EXERCISE TASK: Going through the material below, please gather all lines with the word "Doris" in them.

* begin RECORDS PROVIDED *

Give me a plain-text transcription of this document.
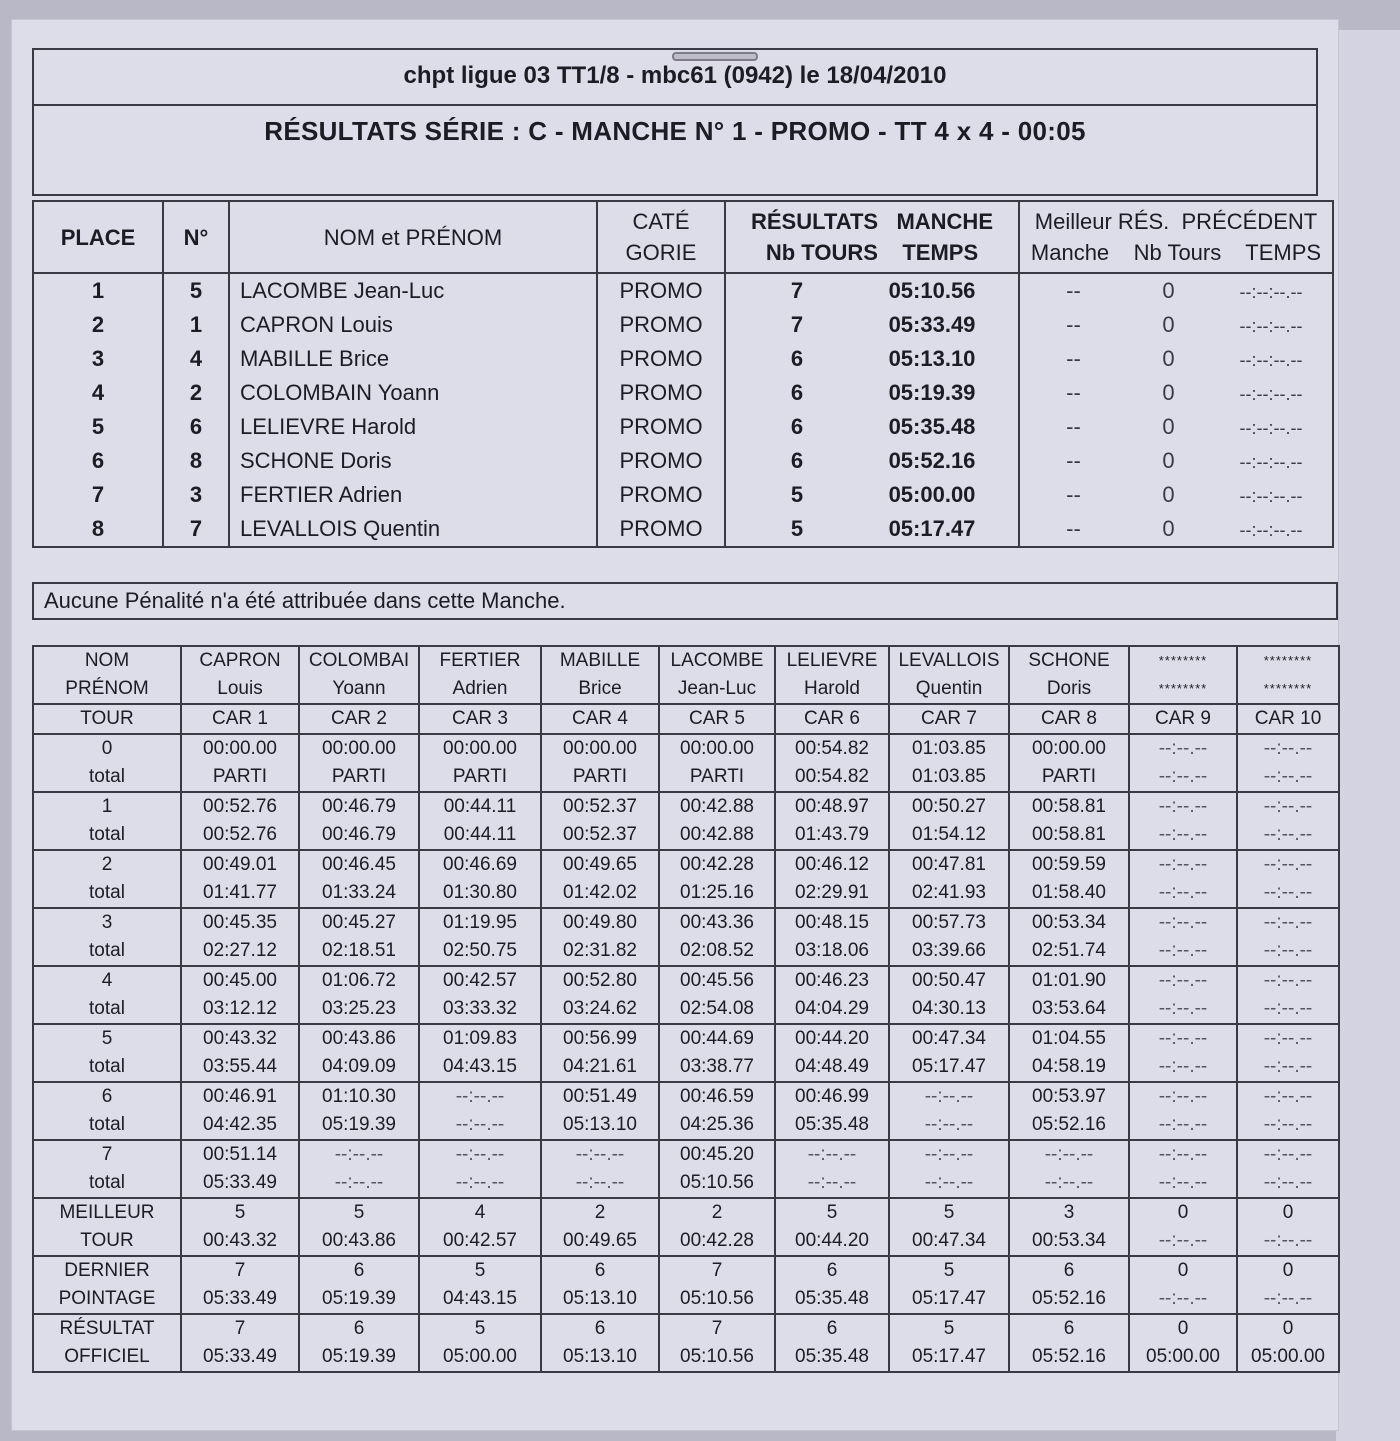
chpt ligue 03 TT1/8 - mbc61 (0942) le 18/04/2010
RÉSULTATS SÉRIE : C - MANCHE N° 1 - PROMO - TT 4 x 4 - 00:05
PLACE	N°	NOM et PRÉNOM	CATÉ
GORIE	RÉSULTATS   MANCHE
Nb TOURS    TEMPS	Meilleur RÉS.  PRÉCÉDENT
Manche    Nb Tours    TEMPS
1	5	LACOMBE Jean-Luc	PROMO	7 05:10.56	-- 0 --:--:--.--
2	1	CAPRON Louis	PROMO	7 05:33.49	-- 0 --:--:--.--
3	4	MABILLE Brice	PROMO	6 05:13.10	-- 0 --:--:--.--
4	2	COLOMBAIN Yoann	PROMO	6 05:19.39	-- 0 --:--:--.--
5	6	LELIEVRE Harold	PROMO	6 05:35.48	-- 0 --:--:--.--
6	8	SCHONE Doris	PROMO	6 05:52.16	-- 0 --:--:--.--
7	3	FERTIER Adrien	PROMO	5 05:00.00	-- 0 --:--:--.--
8	7	LEVALLOIS Quentin	PROMO	5 05:17.47	-- 0 --:--:--.--
Aucune Pénalité n'a été attribuée dans cette Manche.
NOM	CAPRON	COLOMBAI	FERTIER	MABILLE	LACOMBE	LELIEVRE	LEVALLOIS	SCHONE	********	********
PRÉNOM	Louis	Yoann	Adrien	Brice	Jean-Luc	Harold	Quentin	Doris	********	********
TOUR	CAR 1	CAR 2	CAR 3	CAR 4	CAR 5	CAR 6	CAR 7	CAR 8	CAR 9	CAR 10
0	00:00.00	00:00.00	00:00.00	00:00.00	00:00.00	00:54.82	01:03.85	00:00.00	--:--.--	--:--.--
total	PARTI	PARTI	PARTI	PARTI	PARTI	00:54.82	01:03.85	PARTI	--:--.--	--:--.--
1	00:52.76	00:46.79	00:44.11	00:52.37	00:42.88	00:48.97	00:50.27	00:58.81	--:--.--	--:--.--
total	00:52.76	00:46.79	00:44.11	00:52.37	00:42.88	01:43.79	01:54.12	00:58.81	--:--.--	--:--.--
2	00:49.01	00:46.45	00:46.69	00:49.65	00:42.28	00:46.12	00:47.81	00:59.59	--:--.--	--:--.--
total	01:41.77	01:33.24	01:30.80	01:42.02	01:25.16	02:29.91	02:41.93	01:58.40	--:--.--	--:--.--
3	00:45.35	00:45.27	01:19.95	00:49.80	00:43.36	00:48.15	00:57.73	00:53.34	--:--.--	--:--.--
total	02:27.12	02:18.51	02:50.75	02:31.82	02:08.52	03:18.06	03:39.66	02:51.74	--:--.--	--:--.--
4	00:45.00	01:06.72	00:42.57	00:52.80	00:45.56	00:46.23	00:50.47	01:01.90	--:--.--	--:--.--
total	03:12.12	03:25.23	03:33.32	03:24.62	02:54.08	04:04.29	04:30.13	03:53.64	--:--.--	--:--.--
5	00:43.32	00:43.86	01:09.83	00:56.99	00:44.69	00:44.20	00:47.34	01:04.55	--:--.--	--:--.--
total	03:55.44	04:09.09	04:43.15	04:21.61	03:38.77	04:48.49	05:17.47	04:58.19	--:--.--	--:--.--
6	00:46.91	01:10.30	--:--.--	00:51.49	00:46.59	00:46.99	--:--.--	00:53.97	--:--.--	--:--.--
total	04:42.35	05:19.39	--:--.--	05:13.10	04:25.36	05:35.48	--:--.--	05:52.16	--:--.--	--:--.--
7	00:51.14	--:--.--	--:--.--	--:--.--	00:45.20	--:--.--	--:--.--	--:--.--	--:--.--	--:--.--
total	05:33.49	--:--.--	--:--.--	--:--.--	05:10.56	--:--.--	--:--.--	--:--.--	--:--.--	--:--.--
MEILLEUR	5	5	4	2	2	5	5	3	0	0
TOUR	00:43.32	00:43.86	00:42.57	00:49.65	00:42.28	00:44.20	00:47.34	00:53.34	--:--.--	--:--.--
DERNIER	7	6	5	6	7	6	5	6	0	0
POINTAGE	05:33.49	05:19.39	04:43.15	05:13.10	05:10.56	05:35.48	05:17.47	05:52.16	--:--.--	--:--.--
RÉSULTAT	7	6	5	6	7	6	5	6	0	0
OFFICIEL	05:33.49	05:19.39	05:00.00	05:13.10	05:10.56	05:35.48	05:17.47	05:52.16	05:00.00	05:00.00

* end RECORDS PROVIDED *

FINISHED TASK:
6	8	SCHONE Doris	PROMO	6 05:52.16	-- 0 --:--:--.--
PRÉNOM	Louis	Yoann	Adrien	Brice	Jean-Luc	Harold	Quentin	Doris	********	********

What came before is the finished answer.